━━ DATA FOR PROCESSING

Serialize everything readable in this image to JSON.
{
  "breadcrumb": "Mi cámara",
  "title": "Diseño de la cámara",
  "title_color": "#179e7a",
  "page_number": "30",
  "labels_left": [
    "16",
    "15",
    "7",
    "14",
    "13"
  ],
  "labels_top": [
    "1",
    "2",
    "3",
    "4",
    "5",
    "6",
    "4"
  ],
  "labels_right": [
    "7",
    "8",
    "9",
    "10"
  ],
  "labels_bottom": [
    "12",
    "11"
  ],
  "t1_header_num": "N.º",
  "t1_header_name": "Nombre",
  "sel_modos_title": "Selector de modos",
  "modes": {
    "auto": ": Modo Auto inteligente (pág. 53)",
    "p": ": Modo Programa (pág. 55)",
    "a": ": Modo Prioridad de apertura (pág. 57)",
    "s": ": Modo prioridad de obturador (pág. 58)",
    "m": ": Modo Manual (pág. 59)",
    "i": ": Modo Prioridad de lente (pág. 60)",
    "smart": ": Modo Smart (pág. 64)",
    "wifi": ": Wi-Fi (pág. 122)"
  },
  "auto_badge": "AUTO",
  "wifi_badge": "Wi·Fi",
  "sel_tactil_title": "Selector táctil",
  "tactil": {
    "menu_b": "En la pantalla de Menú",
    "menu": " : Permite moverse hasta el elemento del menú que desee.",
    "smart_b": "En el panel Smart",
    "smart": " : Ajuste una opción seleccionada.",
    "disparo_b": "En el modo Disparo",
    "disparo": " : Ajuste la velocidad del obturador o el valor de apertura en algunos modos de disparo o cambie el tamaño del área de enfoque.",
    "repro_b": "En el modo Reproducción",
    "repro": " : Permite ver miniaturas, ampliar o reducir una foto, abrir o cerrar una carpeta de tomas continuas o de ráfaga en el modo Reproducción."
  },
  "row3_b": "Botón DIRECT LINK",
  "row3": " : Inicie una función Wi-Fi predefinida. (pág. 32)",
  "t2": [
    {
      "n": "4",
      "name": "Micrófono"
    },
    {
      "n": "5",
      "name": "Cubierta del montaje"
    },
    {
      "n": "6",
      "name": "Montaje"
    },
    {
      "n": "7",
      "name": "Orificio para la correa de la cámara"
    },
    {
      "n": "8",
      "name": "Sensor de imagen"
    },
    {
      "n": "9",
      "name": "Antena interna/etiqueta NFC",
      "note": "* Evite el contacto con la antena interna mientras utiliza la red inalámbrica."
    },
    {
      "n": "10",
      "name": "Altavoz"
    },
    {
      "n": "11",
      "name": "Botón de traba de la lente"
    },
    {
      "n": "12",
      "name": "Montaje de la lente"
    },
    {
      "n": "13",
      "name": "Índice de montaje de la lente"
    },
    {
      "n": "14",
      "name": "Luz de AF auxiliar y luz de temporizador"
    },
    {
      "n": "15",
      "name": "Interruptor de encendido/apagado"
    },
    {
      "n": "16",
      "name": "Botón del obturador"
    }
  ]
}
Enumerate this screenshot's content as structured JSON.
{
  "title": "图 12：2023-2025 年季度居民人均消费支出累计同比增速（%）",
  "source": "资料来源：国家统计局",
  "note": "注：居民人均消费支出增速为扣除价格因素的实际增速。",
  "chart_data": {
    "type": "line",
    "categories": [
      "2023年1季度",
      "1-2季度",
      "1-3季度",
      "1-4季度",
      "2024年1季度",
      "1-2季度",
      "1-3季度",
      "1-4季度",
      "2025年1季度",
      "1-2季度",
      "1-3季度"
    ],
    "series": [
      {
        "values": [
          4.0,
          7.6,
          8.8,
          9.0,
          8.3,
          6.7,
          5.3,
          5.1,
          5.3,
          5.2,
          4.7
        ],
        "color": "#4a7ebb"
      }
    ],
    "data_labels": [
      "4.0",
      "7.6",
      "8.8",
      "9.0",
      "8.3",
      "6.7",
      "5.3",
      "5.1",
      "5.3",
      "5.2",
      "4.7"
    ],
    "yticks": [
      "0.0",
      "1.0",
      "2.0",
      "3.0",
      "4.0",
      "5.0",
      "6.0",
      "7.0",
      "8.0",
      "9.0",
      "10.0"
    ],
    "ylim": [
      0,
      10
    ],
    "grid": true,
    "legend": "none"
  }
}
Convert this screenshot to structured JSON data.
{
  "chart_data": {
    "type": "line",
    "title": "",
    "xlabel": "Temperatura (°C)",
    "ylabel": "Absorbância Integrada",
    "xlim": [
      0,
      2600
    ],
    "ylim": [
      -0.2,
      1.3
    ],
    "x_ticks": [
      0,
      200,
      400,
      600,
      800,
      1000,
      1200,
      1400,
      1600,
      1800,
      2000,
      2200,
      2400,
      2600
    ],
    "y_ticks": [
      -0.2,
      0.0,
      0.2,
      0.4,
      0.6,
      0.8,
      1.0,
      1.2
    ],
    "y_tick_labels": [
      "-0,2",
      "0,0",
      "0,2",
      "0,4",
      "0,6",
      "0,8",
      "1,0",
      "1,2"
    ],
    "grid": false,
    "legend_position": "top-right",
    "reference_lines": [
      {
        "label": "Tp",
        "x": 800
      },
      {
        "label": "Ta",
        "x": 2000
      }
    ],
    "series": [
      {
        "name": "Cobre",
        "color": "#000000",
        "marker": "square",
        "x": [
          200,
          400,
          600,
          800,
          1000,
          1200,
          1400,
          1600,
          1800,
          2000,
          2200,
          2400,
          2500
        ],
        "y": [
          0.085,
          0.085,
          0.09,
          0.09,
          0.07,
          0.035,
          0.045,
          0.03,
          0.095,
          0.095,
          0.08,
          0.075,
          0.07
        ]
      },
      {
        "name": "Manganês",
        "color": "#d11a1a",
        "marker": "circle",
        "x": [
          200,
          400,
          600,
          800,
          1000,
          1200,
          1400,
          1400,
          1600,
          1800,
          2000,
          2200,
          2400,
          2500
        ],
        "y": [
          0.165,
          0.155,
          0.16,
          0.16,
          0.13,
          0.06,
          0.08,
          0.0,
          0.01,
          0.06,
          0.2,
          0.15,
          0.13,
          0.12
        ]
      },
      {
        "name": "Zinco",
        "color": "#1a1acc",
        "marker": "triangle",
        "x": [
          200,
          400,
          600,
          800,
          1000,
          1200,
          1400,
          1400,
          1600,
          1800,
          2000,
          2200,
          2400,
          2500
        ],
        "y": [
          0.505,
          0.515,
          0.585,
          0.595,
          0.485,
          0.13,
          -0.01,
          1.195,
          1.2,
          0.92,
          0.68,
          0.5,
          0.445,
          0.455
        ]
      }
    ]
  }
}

━━━━

Reply with only the number of lines in the entries that contain the word "note".

• [SOLUTION TO THIS PROBLEM]:
2